**Written problem:** Using the listing below, copy every line that mentions "breitlineal".

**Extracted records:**
# # #
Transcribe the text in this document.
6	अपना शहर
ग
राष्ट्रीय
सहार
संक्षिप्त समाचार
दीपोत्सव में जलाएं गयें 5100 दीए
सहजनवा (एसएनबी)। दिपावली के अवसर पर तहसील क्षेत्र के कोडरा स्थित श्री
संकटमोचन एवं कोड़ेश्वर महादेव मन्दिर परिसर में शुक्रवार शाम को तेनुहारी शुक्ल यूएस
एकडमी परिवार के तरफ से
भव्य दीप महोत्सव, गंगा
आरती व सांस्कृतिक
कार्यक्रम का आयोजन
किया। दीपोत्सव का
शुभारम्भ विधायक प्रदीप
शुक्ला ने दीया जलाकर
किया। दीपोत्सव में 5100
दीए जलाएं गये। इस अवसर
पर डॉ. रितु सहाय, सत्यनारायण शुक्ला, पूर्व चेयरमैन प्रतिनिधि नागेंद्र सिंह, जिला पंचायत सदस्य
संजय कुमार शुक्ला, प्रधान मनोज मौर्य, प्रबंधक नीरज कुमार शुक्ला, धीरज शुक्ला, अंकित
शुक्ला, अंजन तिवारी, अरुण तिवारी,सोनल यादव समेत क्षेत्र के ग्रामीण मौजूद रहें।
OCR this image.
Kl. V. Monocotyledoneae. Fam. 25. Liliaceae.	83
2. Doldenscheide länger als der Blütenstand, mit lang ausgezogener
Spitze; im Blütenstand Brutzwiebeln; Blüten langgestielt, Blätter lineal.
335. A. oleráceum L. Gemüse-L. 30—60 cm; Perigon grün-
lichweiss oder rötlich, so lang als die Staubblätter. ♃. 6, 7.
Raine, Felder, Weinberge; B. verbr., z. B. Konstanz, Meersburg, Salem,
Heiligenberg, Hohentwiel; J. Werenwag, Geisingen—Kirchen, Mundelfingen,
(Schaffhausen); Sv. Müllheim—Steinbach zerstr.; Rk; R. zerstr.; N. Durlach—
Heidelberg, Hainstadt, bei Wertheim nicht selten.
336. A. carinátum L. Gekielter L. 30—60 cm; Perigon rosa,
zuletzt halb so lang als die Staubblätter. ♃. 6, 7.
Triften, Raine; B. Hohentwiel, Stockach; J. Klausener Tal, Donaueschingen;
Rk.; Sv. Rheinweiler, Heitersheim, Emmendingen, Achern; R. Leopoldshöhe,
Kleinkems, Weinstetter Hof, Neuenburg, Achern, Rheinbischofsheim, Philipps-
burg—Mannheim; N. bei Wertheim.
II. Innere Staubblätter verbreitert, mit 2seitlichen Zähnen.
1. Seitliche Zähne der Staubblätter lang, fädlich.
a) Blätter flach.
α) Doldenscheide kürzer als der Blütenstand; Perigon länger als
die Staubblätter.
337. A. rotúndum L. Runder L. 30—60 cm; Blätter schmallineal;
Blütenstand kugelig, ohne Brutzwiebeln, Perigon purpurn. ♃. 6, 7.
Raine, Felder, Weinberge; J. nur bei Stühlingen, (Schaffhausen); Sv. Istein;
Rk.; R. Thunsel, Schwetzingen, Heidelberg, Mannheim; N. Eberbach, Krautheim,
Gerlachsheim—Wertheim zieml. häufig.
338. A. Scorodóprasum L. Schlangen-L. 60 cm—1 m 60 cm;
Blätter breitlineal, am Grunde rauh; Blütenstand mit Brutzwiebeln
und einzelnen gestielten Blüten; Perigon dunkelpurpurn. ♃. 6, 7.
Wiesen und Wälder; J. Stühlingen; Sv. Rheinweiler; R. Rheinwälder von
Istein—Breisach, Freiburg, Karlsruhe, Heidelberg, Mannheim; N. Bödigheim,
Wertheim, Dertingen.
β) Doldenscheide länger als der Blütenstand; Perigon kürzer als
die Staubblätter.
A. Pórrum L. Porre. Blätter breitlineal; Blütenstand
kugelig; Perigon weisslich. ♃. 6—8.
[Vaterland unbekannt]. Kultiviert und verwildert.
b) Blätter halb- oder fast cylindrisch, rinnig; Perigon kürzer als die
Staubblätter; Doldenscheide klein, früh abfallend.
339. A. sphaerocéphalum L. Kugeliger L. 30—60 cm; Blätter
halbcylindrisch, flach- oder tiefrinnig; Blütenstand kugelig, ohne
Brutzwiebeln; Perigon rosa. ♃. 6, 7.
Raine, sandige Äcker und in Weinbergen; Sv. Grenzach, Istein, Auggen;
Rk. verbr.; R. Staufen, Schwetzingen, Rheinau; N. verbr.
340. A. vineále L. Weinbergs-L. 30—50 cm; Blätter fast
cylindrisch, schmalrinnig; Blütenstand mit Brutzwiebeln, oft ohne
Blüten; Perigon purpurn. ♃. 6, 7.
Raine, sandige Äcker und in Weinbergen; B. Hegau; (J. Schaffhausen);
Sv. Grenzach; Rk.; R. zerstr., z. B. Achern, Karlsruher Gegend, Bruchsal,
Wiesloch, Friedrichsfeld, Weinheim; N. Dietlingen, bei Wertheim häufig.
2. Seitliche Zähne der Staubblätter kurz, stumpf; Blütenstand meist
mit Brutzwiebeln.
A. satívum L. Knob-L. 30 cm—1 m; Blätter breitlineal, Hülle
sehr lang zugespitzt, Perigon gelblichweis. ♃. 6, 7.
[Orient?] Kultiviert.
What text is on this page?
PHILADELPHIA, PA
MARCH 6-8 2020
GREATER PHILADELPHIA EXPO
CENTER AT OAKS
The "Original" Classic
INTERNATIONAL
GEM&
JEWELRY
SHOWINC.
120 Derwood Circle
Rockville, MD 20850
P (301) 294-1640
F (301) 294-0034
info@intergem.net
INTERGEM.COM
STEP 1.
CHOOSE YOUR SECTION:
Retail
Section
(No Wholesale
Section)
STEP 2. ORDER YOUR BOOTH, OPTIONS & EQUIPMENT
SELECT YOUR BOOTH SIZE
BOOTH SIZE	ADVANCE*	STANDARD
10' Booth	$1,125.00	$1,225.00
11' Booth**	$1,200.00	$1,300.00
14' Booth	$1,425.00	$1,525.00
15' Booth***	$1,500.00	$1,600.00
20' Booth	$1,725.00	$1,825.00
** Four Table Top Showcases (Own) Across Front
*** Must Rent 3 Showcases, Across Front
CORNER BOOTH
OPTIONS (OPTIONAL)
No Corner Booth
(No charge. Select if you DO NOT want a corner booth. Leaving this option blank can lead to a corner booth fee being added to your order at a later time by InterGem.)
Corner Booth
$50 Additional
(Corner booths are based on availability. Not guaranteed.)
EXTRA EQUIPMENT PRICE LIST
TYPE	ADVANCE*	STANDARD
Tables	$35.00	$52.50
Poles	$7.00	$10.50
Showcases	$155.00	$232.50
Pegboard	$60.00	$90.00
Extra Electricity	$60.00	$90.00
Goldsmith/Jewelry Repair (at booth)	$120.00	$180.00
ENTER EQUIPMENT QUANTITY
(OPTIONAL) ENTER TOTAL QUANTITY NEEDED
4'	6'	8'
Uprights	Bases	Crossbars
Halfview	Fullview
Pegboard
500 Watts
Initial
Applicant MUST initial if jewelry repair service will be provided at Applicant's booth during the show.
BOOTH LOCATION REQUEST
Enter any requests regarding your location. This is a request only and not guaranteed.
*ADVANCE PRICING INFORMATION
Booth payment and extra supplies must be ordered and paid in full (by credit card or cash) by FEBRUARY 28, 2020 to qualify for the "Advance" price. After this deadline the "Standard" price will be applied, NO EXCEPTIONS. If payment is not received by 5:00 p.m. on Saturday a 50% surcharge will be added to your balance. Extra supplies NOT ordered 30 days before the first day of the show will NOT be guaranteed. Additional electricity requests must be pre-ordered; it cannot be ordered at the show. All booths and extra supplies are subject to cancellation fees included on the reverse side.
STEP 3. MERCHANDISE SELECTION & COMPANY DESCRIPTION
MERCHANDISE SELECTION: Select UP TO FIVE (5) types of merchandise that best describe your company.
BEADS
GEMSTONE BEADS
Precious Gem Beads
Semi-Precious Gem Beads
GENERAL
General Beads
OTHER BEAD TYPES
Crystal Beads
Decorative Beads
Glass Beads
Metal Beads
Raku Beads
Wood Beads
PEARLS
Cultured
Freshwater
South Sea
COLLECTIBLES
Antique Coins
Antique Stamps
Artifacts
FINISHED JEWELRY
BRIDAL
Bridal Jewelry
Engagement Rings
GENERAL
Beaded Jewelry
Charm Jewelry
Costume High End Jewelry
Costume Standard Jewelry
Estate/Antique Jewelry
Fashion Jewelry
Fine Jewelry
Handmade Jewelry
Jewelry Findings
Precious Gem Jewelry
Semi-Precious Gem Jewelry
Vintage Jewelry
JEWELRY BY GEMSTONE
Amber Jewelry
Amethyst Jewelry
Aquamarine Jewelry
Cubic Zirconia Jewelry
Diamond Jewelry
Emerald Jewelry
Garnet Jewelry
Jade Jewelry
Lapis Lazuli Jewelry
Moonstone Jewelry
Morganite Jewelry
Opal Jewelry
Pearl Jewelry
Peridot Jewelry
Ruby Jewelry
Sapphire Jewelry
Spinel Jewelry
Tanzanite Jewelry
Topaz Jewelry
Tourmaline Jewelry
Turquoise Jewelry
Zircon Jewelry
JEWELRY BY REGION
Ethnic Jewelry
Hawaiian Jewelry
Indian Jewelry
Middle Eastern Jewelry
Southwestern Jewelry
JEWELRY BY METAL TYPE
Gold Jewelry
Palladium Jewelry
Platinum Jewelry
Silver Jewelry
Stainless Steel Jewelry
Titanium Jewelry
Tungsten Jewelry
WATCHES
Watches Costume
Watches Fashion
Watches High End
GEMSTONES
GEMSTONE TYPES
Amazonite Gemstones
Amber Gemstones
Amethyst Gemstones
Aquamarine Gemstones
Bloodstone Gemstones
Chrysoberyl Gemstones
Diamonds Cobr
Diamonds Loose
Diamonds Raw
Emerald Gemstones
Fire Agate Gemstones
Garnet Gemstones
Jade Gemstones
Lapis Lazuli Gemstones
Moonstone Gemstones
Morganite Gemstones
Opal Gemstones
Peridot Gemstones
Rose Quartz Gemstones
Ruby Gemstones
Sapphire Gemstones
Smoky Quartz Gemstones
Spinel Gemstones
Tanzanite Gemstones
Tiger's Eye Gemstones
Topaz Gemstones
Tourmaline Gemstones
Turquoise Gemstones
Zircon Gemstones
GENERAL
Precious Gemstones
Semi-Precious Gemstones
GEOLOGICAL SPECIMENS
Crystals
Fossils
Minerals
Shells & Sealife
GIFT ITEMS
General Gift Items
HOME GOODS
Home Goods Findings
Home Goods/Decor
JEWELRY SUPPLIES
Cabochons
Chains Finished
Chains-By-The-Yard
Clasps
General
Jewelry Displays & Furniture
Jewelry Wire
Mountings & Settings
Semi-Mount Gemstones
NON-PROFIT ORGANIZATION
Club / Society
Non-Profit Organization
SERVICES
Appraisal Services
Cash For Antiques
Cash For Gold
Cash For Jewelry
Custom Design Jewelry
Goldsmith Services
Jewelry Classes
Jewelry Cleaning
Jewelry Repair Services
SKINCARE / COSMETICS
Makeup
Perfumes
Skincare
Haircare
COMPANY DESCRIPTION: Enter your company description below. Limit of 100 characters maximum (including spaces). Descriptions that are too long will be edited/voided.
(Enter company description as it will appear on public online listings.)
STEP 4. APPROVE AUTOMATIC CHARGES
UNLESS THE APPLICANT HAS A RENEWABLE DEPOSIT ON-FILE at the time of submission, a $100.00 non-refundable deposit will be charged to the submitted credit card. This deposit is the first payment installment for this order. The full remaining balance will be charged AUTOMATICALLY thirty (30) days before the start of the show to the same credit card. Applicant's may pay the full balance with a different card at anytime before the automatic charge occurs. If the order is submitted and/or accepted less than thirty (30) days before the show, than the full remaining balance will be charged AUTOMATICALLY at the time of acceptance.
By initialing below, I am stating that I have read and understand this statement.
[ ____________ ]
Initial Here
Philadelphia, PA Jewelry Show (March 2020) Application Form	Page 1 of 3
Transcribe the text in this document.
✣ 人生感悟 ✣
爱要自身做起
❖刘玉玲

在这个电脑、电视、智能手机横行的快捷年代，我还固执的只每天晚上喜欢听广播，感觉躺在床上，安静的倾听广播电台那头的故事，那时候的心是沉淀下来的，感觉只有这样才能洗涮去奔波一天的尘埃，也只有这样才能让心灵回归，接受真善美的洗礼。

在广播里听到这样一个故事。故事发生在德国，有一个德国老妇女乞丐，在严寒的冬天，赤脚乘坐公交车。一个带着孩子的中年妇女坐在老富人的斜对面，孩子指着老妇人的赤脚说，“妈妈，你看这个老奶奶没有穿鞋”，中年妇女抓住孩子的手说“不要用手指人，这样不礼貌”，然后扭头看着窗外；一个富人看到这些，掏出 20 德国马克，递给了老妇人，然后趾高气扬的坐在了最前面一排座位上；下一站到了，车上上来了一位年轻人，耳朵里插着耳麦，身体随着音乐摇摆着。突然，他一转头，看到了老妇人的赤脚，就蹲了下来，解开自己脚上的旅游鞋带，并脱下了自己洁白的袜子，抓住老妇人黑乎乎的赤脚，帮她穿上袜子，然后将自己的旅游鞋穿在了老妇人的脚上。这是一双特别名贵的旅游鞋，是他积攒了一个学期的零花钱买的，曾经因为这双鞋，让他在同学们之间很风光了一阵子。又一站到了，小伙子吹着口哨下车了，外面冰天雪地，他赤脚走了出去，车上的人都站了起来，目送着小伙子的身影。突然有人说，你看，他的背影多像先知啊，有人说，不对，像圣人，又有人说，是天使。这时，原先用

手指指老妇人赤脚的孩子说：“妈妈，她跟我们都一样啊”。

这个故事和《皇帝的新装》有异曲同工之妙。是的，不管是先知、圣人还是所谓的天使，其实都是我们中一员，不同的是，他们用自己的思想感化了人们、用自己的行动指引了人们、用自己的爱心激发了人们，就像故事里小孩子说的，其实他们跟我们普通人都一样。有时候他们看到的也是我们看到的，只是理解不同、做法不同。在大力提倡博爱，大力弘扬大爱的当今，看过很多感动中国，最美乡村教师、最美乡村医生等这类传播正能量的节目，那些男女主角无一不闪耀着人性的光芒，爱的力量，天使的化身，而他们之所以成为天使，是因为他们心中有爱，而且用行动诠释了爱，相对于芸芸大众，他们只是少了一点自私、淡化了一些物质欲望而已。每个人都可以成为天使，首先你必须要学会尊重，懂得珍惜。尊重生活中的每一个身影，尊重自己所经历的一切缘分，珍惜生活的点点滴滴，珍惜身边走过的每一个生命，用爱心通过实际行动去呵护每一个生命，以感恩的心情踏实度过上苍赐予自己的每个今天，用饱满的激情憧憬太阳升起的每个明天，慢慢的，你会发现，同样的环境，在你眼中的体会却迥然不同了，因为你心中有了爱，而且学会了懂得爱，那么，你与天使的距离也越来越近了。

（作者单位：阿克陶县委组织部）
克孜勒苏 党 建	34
# # #
**Written reply:**
Blätter breitlineal, am Grunde rauh; Blütenstand mit Brutzwiebeln
A. Pórrum L. Porre. Blätter breitlineal; Blütenstand
A. satívum L. Knob-L. 30 cm—1 m; Blätter breitlineal, Hülle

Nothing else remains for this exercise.